Exercise.
Check each line of the material. Copy those containing "JSON".

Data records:
┏━━
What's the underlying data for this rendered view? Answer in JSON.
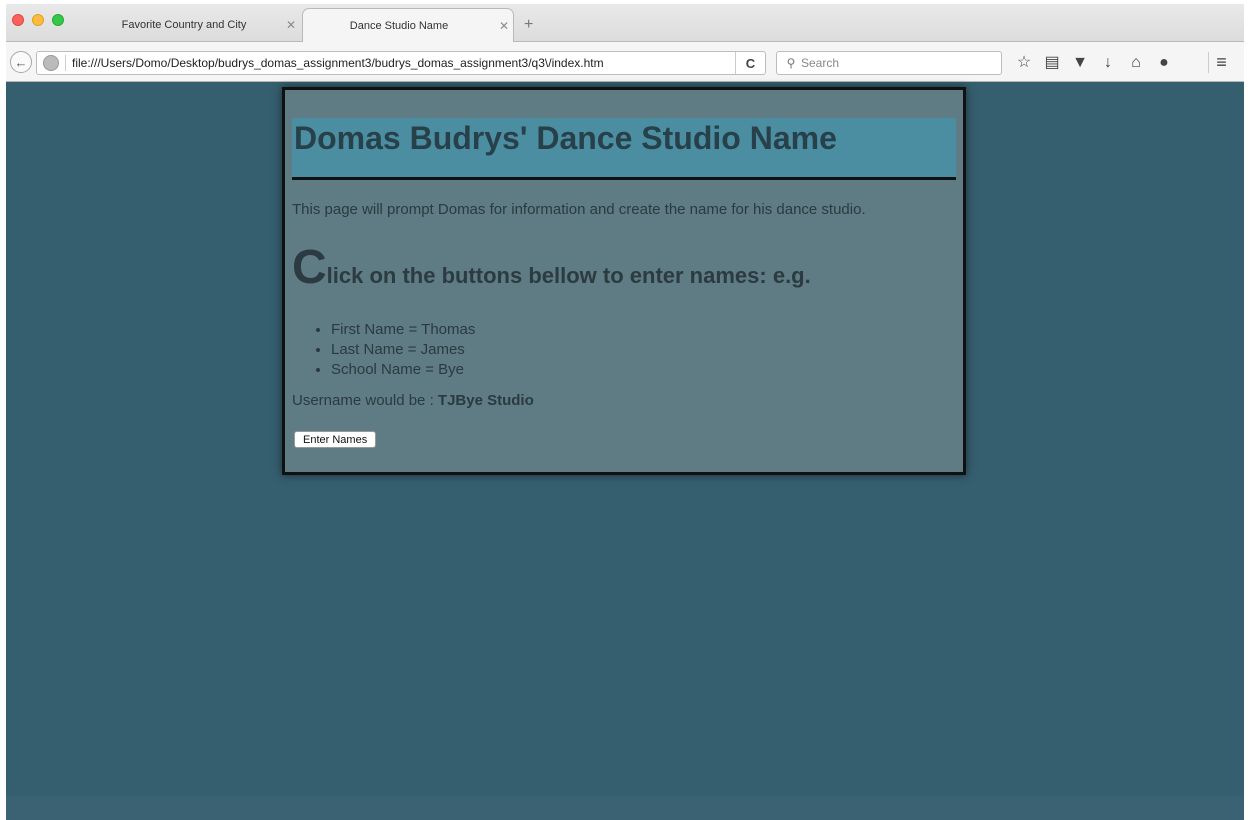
{
  "browser": {
    "tabs": [
      {
        "label": "Favorite Country and City",
        "active": false
      },
      {
        "label": "Dance Studio Name",
        "active": true
      }
    ],
    "new_tab_label": "+",
    "url": "file:///Users/Domo/Desktop/budrys_domas_assignment3/budrys_domas_assignment3/q3\\/index.htm",
    "search_placeholder": "Search",
    "icons": [
      "back-arrow-icon",
      "globe-icon",
      "reload-icon",
      "search-icon",
      "bookmark-star-icon",
      "reading-list-icon",
      "pocket-icon",
      "download-icon",
      "home-icon",
      "chat-icon",
      "menu-icon"
    ]
  },
  "page": {
    "title": "Domas Budrys' Dance Studio Name",
    "intro": "This page will prompt Domas for information and create the name for his dance studio.",
    "instruction_dropcap": "C",
    "instruction_rest": "lick on the buttons bellow to enter names: e.g.",
    "examples": [
      "First Name = Thomas",
      "Last Name = James",
      "School Name = Bye"
    ],
    "result_prefix": "Username would be : ",
    "result_value": "TJBye Studio",
    "button_label": "Enter Names"
  },
  "colors": {
    "page_background": "#355e6e",
    "content_box": "#5f7b84",
    "header_band": "#4b8ea2",
    "text": "#2a3a40"
  }
}
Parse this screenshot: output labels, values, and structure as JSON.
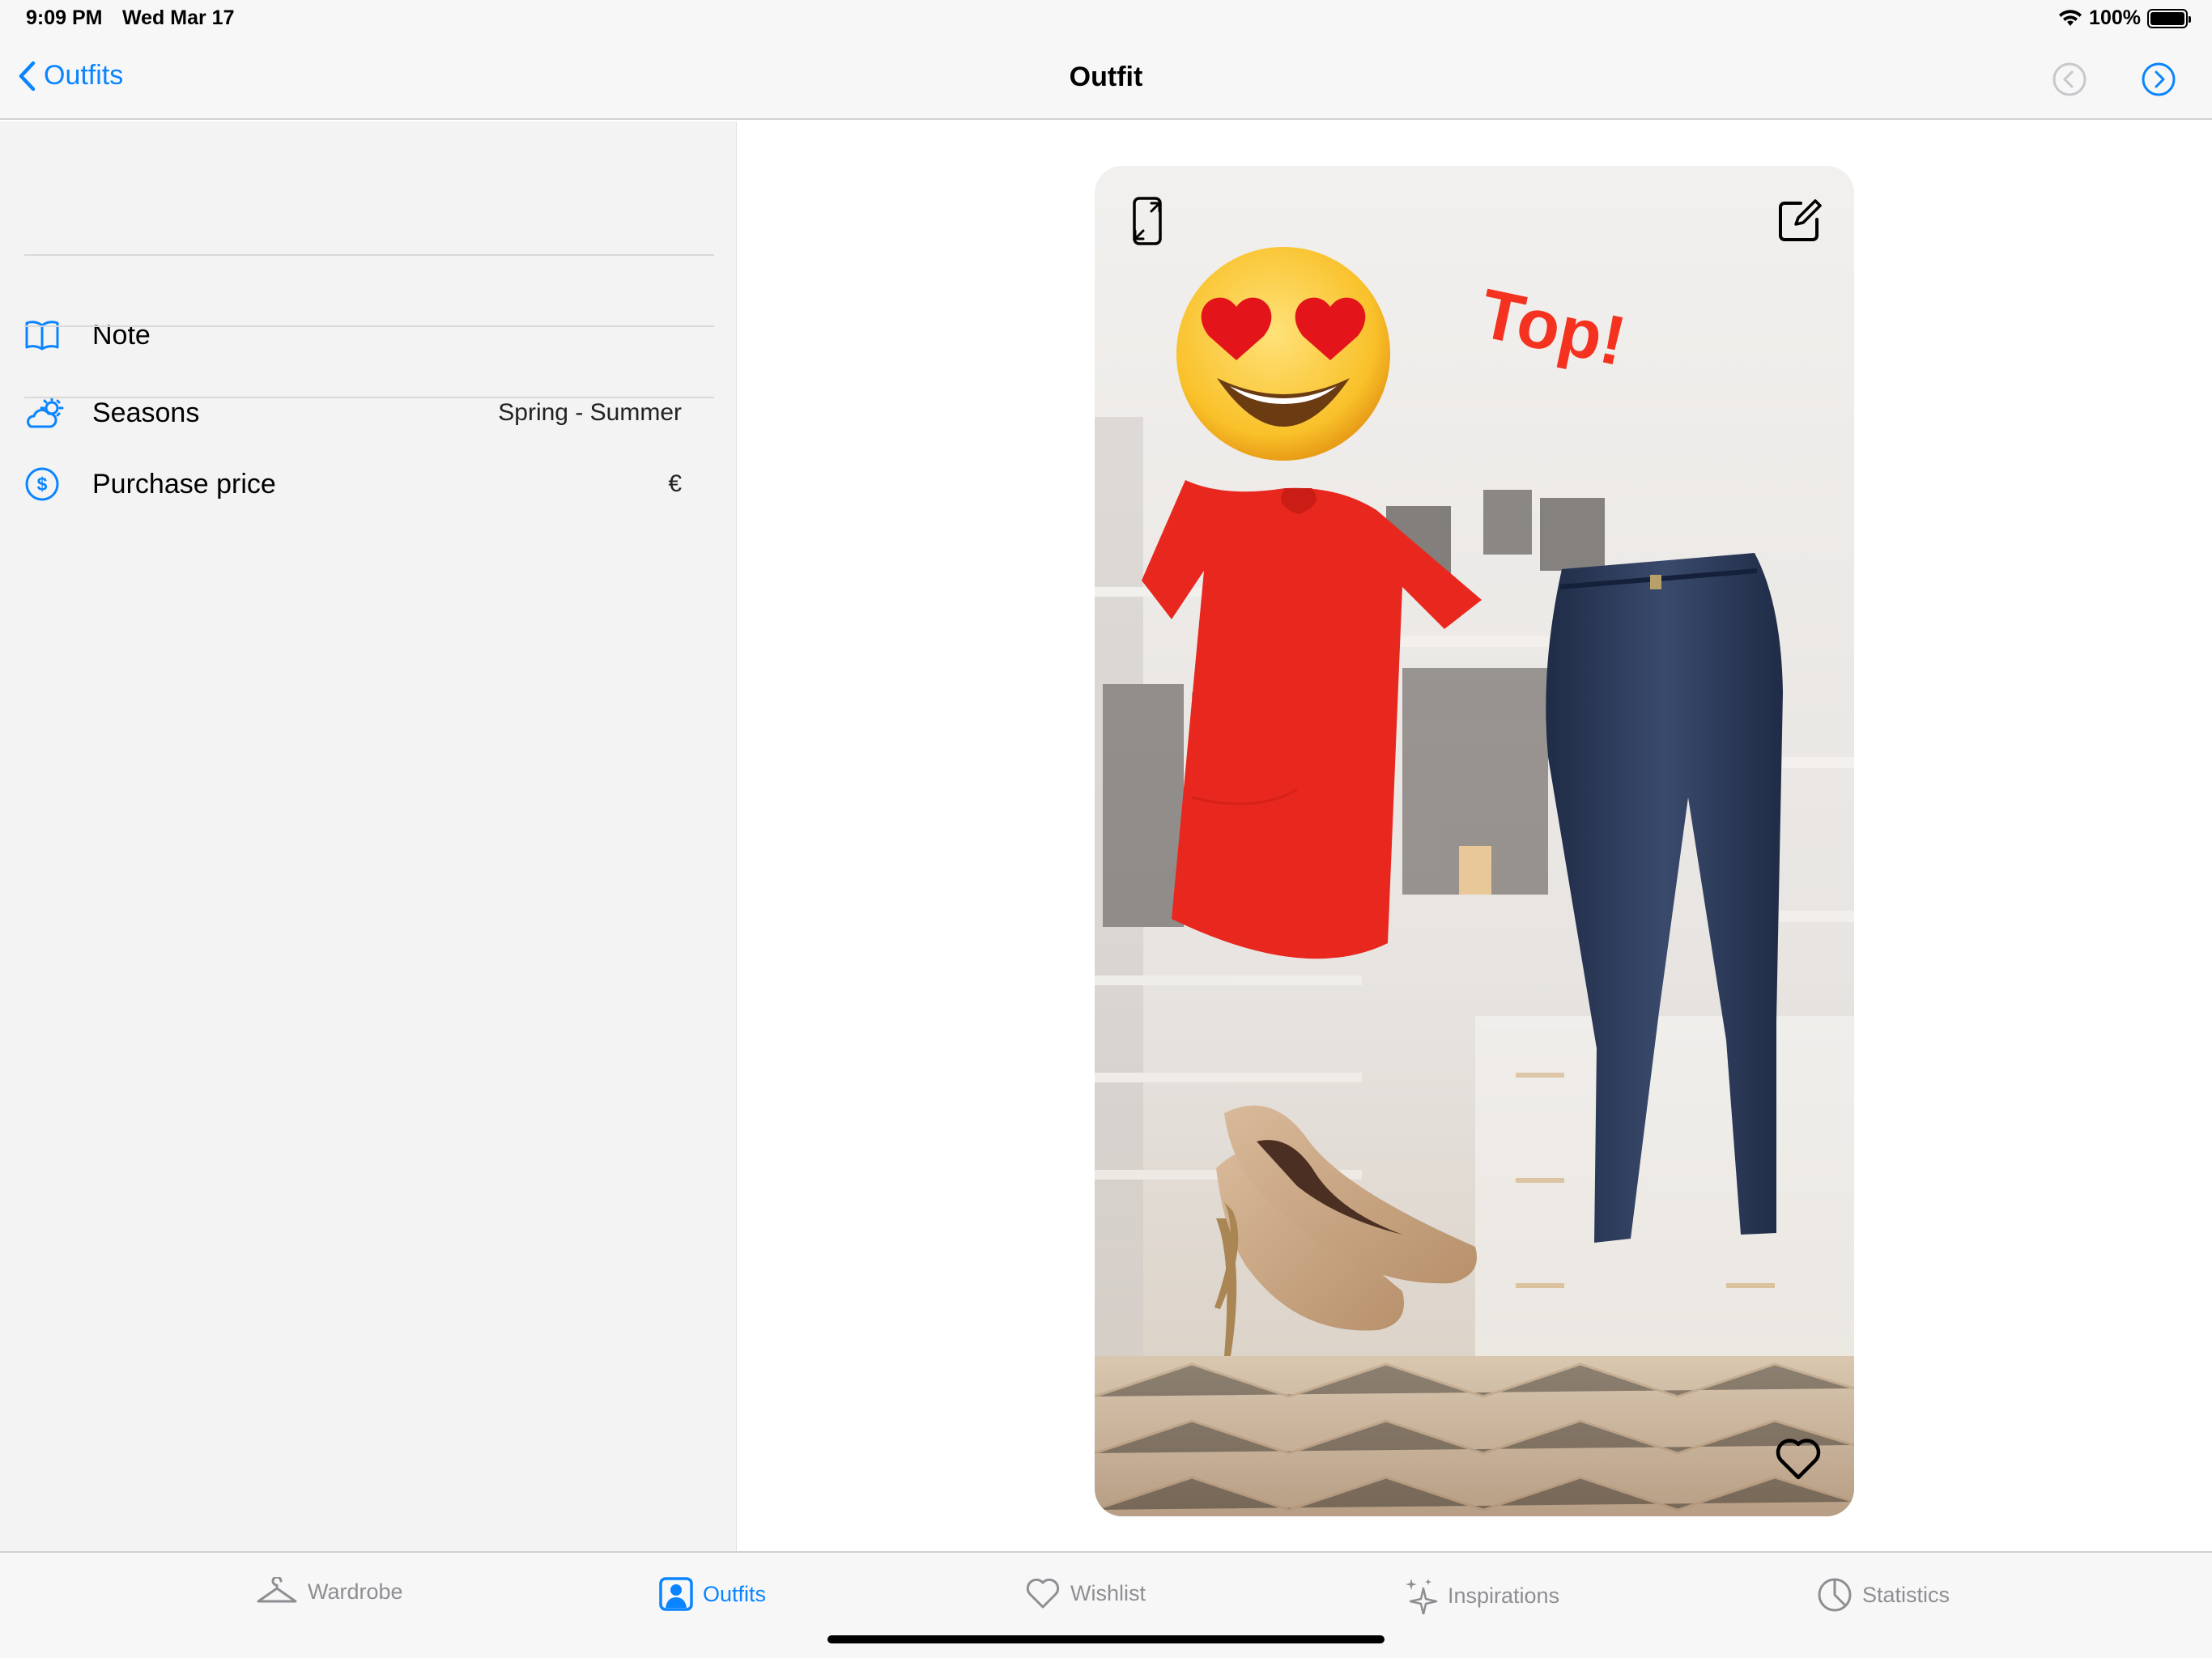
{
  "status": {
    "time": "9:09 PM",
    "date": "Wed Mar 17",
    "battery": "100%"
  },
  "nav": {
    "back_label": "Outfits",
    "title": "Outfit"
  },
  "details": {
    "note_label": "Note",
    "seasons_label": "Seasons",
    "seasons_value": "Spring - Summer",
    "price_label": "Purchase price",
    "price_value": "€"
  },
  "canvas": {
    "sticker_text": "Top!"
  },
  "tabs": [
    {
      "label": "Wardrobe",
      "icon": "hanger-icon"
    },
    {
      "label": "Outfits",
      "icon": "person-square-icon"
    },
    {
      "label": "Wishlist",
      "icon": "heart-icon"
    },
    {
      "label": "Inspirations",
      "icon": "sparkles-icon"
    },
    {
      "label": "Statistics",
      "icon": "pie-chart-icon"
    }
  ],
  "colors": {
    "accent": "#0a84ff",
    "inactive": "#8e8e93",
    "shirt": "#e8281f",
    "jeans": "#2b3a5a"
  }
}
┗━━
Expected answer.
What's the underlying data for this rendered view? Answer in JSON.
Parse this screenshot: output labels, values, and structure as JSON.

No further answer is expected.